All of the material below is to be retyped exactly.

═════ Supplied material

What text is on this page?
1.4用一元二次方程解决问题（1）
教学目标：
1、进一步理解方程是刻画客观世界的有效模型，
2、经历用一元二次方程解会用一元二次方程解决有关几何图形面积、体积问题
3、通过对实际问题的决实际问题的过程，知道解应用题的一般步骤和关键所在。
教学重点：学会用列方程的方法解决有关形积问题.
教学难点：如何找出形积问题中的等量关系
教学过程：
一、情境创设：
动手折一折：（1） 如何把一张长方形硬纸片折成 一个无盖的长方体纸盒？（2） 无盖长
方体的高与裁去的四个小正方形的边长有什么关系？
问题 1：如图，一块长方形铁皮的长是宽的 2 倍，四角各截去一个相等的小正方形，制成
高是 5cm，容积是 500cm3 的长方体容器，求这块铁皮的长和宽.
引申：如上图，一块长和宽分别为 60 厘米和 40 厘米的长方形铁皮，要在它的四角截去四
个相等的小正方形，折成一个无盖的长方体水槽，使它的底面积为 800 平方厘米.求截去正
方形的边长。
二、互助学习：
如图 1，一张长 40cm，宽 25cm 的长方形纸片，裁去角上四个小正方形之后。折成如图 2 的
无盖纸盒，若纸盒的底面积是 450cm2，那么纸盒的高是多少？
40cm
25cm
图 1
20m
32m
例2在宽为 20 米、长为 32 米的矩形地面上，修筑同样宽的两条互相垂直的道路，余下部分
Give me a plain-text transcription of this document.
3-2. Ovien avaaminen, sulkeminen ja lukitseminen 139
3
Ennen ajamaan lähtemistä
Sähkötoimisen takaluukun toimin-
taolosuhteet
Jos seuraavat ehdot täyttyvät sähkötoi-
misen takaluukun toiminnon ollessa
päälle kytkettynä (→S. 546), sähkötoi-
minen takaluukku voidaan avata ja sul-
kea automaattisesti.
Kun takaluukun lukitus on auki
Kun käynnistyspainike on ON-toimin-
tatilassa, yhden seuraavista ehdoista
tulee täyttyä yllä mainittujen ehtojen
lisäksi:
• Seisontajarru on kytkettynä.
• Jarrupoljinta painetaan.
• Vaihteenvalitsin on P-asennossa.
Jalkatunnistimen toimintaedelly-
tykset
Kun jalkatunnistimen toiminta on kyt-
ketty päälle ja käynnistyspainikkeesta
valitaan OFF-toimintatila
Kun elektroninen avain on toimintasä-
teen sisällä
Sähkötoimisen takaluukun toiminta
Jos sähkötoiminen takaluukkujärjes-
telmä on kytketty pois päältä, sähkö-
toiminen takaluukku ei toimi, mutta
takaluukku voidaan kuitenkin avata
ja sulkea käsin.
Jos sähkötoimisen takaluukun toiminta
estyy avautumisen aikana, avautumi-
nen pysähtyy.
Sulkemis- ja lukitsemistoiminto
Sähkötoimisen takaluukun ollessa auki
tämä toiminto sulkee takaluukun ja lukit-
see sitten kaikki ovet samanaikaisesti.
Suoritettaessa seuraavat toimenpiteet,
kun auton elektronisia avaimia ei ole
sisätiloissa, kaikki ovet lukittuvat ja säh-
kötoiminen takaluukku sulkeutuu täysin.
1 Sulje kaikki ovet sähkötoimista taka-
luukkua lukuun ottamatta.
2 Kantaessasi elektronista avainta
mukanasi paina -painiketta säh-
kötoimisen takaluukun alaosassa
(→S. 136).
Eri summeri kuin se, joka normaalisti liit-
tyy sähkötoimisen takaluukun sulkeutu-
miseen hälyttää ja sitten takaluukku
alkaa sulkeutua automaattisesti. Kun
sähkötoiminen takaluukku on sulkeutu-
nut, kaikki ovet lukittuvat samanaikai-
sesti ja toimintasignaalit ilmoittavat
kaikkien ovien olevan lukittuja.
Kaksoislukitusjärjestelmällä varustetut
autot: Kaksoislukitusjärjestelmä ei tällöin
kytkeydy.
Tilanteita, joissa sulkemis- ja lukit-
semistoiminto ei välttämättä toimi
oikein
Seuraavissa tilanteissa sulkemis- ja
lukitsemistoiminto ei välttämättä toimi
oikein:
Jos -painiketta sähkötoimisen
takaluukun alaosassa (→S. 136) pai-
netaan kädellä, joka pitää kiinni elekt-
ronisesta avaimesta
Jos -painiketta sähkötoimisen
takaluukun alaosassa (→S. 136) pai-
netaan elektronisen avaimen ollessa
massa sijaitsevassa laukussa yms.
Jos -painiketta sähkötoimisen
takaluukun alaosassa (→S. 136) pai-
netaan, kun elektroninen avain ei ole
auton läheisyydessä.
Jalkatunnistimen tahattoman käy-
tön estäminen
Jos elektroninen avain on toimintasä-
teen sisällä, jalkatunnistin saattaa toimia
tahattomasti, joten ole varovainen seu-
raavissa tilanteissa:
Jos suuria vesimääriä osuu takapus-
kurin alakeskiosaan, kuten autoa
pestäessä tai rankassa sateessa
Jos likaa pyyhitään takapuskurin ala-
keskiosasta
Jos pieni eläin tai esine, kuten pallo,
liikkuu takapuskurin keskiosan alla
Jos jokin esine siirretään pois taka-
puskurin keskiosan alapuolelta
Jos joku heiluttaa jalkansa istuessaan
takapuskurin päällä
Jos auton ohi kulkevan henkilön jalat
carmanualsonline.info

══════════

Solution ->
What text is on this page?
1.4用一元二次方程解决问题（1）
教学目标：
1、进一步理解方程是刻画客观世界的有效模型，
2、经历用一元二次方程解会用一元二次方程解决有关几何图形面积、体积问题
3、通过对实际问题的决实际问题的过程，知道解应用题的一般步骤和关键所在。
教学重点：学会用列方程的方法解决有关形积问题.
教学难点：如何找出形积问题中的等量关系
教学过程：
一、情境创设：
动手折一折：（1） 如何把一张长方形硬纸片折成 一个无盖的长方体纸盒？（2） 无盖长
方体的高与裁去的四个小正方形的边长有什么关系？
问题 1：如图，一块长方形铁皮的长是宽的 2 倍，四角各截去一个相等的小正方形，制成
高是 5cm，容积是 500cm3 的长方体容器，求这块铁皮的长和宽.
引申：如上图，一块长和宽分别为 60 厘米和 40 厘米的长方形铁皮，要在它的四角截去四
个相等的小正方形，折成一个无盖的长方体水槽，使它的底面积为 800 平方厘米.求截去正
方形的边长。
二、互助学习：
如图 1，一张长 40cm，宽 25cm 的长方形纸片，裁去角上四个小正方形之后。折成如图 2 的
无盖纸盒，若纸盒的底面积是 450cm2，那么纸盒的高是多少？
40cm
25cm
图 1
20m
32m
例2在宽为 20 米、长为 32 米的矩形地面上，修筑同样宽的两条互相垂直的道路，余下部分
Give me a plain-text transcription of this document.
3-2. Ovien avaaminen, sulkeminen ja lukitseminen 139
3
Ennen ajamaan lähtemistä
Sähkötoimisen takaluukun toimin-
taolosuhteet
Jos seuraavat ehdot täyttyvät sähkötoi-
misen takaluukun toiminnon ollessa
päälle kytkettynä (→S. 546), sähkötoi-
minen takaluukku voidaan avata ja sul-
kea automaattisesti.
Kun takaluukun lukitus on auki
Kun käynnistyspainike on ON-toimin-
tatilassa, yhden seuraavista ehdoista
tulee täyttyä yllä mainittujen ehtojen
lisäksi:
• Seisontajarru on kytkettynä.
• Jarrupoljinta painetaan.
• Vaihteenvalitsin on P-asennossa.
Jalkatunnistimen toimintaedelly-
tykset
Kun jalkatunnistimen toiminta on kyt-
ketty päälle ja käynnistyspainikkeesta
valitaan OFF-toimintatila
Kun elektroninen avain on toimintasä-
teen sisällä
Sähkötoimisen takaluukun toiminta
Jos sähkötoiminen takaluukkujärjes-
telmä on kytketty pois päältä, sähkö-
toiminen takaluukku ei toimi, mutta
takaluukku voidaan kuitenkin avata
ja sulkea käsin.
Jos sähkötoimisen takaluukun toiminta
estyy avautumisen aikana, avautumi-
nen pysähtyy.
Sulkemis- ja lukitsemistoiminto
Sähkötoimisen takaluukun ollessa auki
tämä toiminto sulkee takaluukun ja lukit-
see sitten kaikki ovet samanaikaisesti.
Suoritettaessa seuraavat toimenpiteet,
kun auton elektronisia avaimia ei ole
sisätiloissa, kaikki ovet lukittuvat ja säh-
kötoiminen takaluukku sulkeutuu täysin.
1 Sulje kaikki ovet sähkötoimista taka-
luukkua lukuun ottamatta.
2 Kantaessasi elektronista avainta
mukanasi paina -painiketta säh-
kötoimisen takaluukun alaosassa
(→S. 136).
Eri summeri kuin se, joka normaalisti liit-
tyy sähkötoimisen takaluukun sulkeutu-
miseen hälyttää ja sitten takaluukku
alkaa sulkeutua automaattisesti. Kun
sähkötoiminen takaluukku on sulkeutu-
nut, kaikki ovet lukittuvat samanaikai-
sesti ja toimintasignaalit ilmoittavat
kaikkien ovien olevan lukittuja.
Kaksoislukitusjärjestelmällä varustetut
autot: Kaksoislukitusjärjestelmä ei tällöin
kytkeydy.
Tilanteita, joissa sulkemis- ja lukit-
semistoiminto ei välttämättä toimi
oikein
Seuraavissa tilanteissa sulkemis- ja
lukitsemistoiminto ei välttämättä toimi
oikein:
Jos -painiketta sähkötoimisen
takaluukun alaosassa (→S. 136) pai-
netaan kädellä, joka pitää kiinni elekt-
ronisesta avaimesta
Jos -painiketta sähkötoimisen
takaluukun alaosassa (→S. 136) pai-
netaan elektronisen avaimen ollessa
massa sijaitsevassa laukussa yms.
Jos -painiketta sähkötoimisen
takaluukun alaosassa (→S. 136) pai-
netaan, kun elektroninen avain ei ole
auton läheisyydessä.
Jalkatunnistimen tahattoman käy-
tön estäminen
Jos elektroninen avain on toimintasä-
teen sisällä, jalkatunnistin saattaa toimia
tahattomasti, joten ole varovainen seu-
raavissa tilanteissa:
Jos suuria vesimääriä osuu takapus-
kurin alakeskiosaan, kuten autoa
pestäessä tai rankassa sateessa
Jos likaa pyyhitään takapuskurin ala-
keskiosasta
Jos pieni eläin tai esine, kuten pallo,
liikkuu takapuskurin keskiosan alla
Jos jokin esine siirretään pois taka-
puskurin keskiosan alapuolelta
Jos joku heiluttaa jalkansa istuessaan
takapuskurin päällä
Jos auton ohi kulkevan henkilön jalat
carmanualsonline.info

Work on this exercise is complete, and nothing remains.